**RECORDED DATA:**

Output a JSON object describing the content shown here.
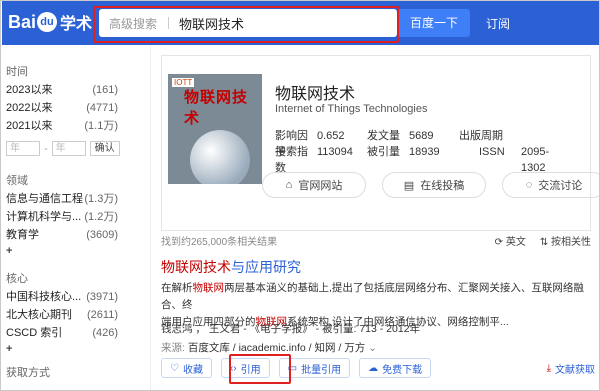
{
  "header": {
    "logo_text": "Bai",
    "logo_paw": "du",
    "logo_suffix": "学术",
    "search_scope": "高级搜索",
    "search_query": "物联网技术",
    "search_button": "百度一下",
    "subscribe": "订阅"
  },
  "sidebar": {
    "time": {
      "title": "时间",
      "items": [
        {
          "label": "2023以来",
          "count": "(161)"
        },
        {
          "label": "2022以来",
          "count": "(4771)"
        },
        {
          "label": "2021以来",
          "count": "(1.1万)"
        }
      ],
      "from_placeholder": "年",
      "to_placeholder": "年",
      "dash": "-",
      "confirm": "确认"
    },
    "field": {
      "title": "领域",
      "items": [
        {
          "label": "信息与通信工程",
          "count": "(1.3万)"
        },
        {
          "label": "计算机科学与...",
          "count": "(1.2万)"
        },
        {
          "label": "教育学",
          "count": "(3609)"
        }
      ],
      "more": "+"
    },
    "core": {
      "title": "核心",
      "items": [
        {
          "label": "中国科技核心...",
          "count": "(3971)"
        },
        {
          "label": "北大核心期刊",
          "count": "(2611)"
        },
        {
          "label": "CSCD 索引",
          "count": "(426)"
        }
      ],
      "more": "+"
    },
    "access": {
      "title": "获取方式"
    }
  },
  "journal": {
    "cover_tag": "IOTT",
    "cover_name": "物联网技术",
    "title": "物联网技术",
    "subtitle": "Internet of Things Technologies",
    "stats": [
      [
        {
          "k": "影响因子",
          "v": "0.652"
        },
        {
          "k": "发文量",
          "v": "5689"
        },
        {
          "k": "出版周期",
          "v": ""
        }
      ],
      [
        {
          "k": "搜索指数",
          "v": "113094"
        },
        {
          "k": "被引量",
          "v": "18939"
        },
        {
          "k": "ISSN",
          "v": "2095-1302"
        }
      ]
    ],
    "buttons": [
      {
        "icon": "home-icon",
        "label": "官网网站"
      },
      {
        "icon": "submit-icon",
        "label": "在线投稿"
      },
      {
        "icon": "chat-icon",
        "label": "交流讨论"
      }
    ]
  },
  "results_meta": {
    "count_text": "找到约265,000条相关结果",
    "lang": "英文",
    "sort": "按相关性"
  },
  "result": {
    "title_hl": "物联网技术",
    "title_rest": "与应用研究",
    "abstract_1a": "在解析",
    "abstract_1hl": "物联网",
    "abstract_1b": "两层基本涵义的基础上,提出了包括底层网络分布、汇聚网关接入、互联网络融合、终",
    "abstract_2a": "端用户应用四部分的",
    "abstract_2hl": "物联网",
    "abstract_2b": "系统架构,设计了由网络通信协议、网络控制平...",
    "authors": "钱志鸿 ， 王义君 - 《电子学报》 - 被引量: 713 - 2012年",
    "source_label": "来源:",
    "source": "百度文库 / iacademic.info / 知网 / 万方",
    "actions": [
      {
        "icon": "heart-icon",
        "label": "收藏"
      },
      {
        "icon": "code-icon",
        "label": "引用"
      },
      {
        "icon": "folder-icon",
        "label": "批量引用"
      },
      {
        "icon": "cloud-icon",
        "label": "免费下载"
      }
    ],
    "doc_get": "文献获取"
  }
}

**TASK TO CARRY OUT:**
The data above needs to be retyped exactly, with the images left out.

**COMPLETED EXERCISE:**
Output a JSON object describing the content shown here.
{
  "header": {
    "logo_text": "Bai",
    "logo_paw": "du",
    "logo_suffix": "学术",
    "search_scope": "高级搜索",
    "search_query": "物联网技术",
    "search_button": "百度一下",
    "subscribe": "订阅"
  },
  "sidebar": {
    "time": {
      "title": "时间",
      "items": [
        {
          "label": "2023以来",
          "count": "(161)"
        },
        {
          "label": "2022以来",
          "count": "(4771)"
        },
        {
          "label": "2021以来",
          "count": "(1.1万)"
        }
      ],
      "from_placeholder": "年",
      "to_placeholder": "年",
      "dash": "-",
      "confirm": "确认"
    },
    "field": {
      "title": "领域",
      "items": [
        {
          "label": "信息与通信工程",
          "count": "(1.3万)"
        },
        {
          "label": "计算机科学与...",
          "count": "(1.2万)"
        },
        {
          "label": "教育学",
          "count": "(3609)"
        }
      ],
      "more": "+"
    },
    "core": {
      "title": "核心",
      "items": [
        {
          "label": "中国科技核心...",
          "count": "(3971)"
        },
        {
          "label": "北大核心期刊",
          "count": "(2611)"
        },
        {
          "label": "CSCD 索引",
          "count": "(426)"
        }
      ],
      "more": "+"
    },
    "access": {
      "title": "获取方式"
    }
  },
  "journal": {
    "cover_tag": "IOTT",
    "cover_name": "物联网技术",
    "title": "物联网技术",
    "subtitle": "Internet of Things Technologies",
    "stats": [
      [
        {
          "k": "影响因子",
          "v": "0.652"
        },
        {
          "k": "发文量",
          "v": "5689"
        },
        {
          "k": "出版周期",
          "v": ""
        }
      ],
      [
        {
          "k": "搜索指数",
          "v": "113094"
        },
        {
          "k": "被引量",
          "v": "18939"
        },
        {
          "k": "ISSN",
          "v": "2095-1302"
        }
      ]
    ],
    "buttons": [
      {
        "icon": "home-icon",
        "label": "官网网站"
      },
      {
        "icon": "submit-icon",
        "label": "在线投稿"
      },
      {
        "icon": "chat-icon",
        "label": "交流讨论"
      }
    ]
  },
  "results_meta": {
    "count_text": "找到约265,000条相关结果",
    "lang": "英文",
    "sort": "按相关性"
  },
  "result": {
    "title_hl": "物联网技术",
    "title_rest": "与应用研究",
    "abstract_1a": "在解析",
    "abstract_1hl": "物联网",
    "abstract_1b": "两层基本涵义的基础上,提出了包括底层网络分布、汇聚网关接入、互联网络融合、终",
    "abstract_2a": "端用户应用四部分的",
    "abstract_2hl": "物联网",
    "abstract_2b": "系统架构,设计了由网络通信协议、网络控制平...",
    "authors": "钱志鸿 ， 王义君 - 《电子学报》 - 被引量: 713 - 2012年",
    "source_label": "来源:",
    "source": "百度文库 / iacademic.info / 知网 / 万方",
    "actions": [
      {
        "icon": "heart-icon",
        "label": "收藏"
      },
      {
        "icon": "code-icon",
        "label": "引用"
      },
      {
        "icon": "folder-icon",
        "label": "批量引用"
      },
      {
        "icon": "cloud-icon",
        "label": "免费下载"
      }
    ],
    "doc_get": "文献获取"
  }
}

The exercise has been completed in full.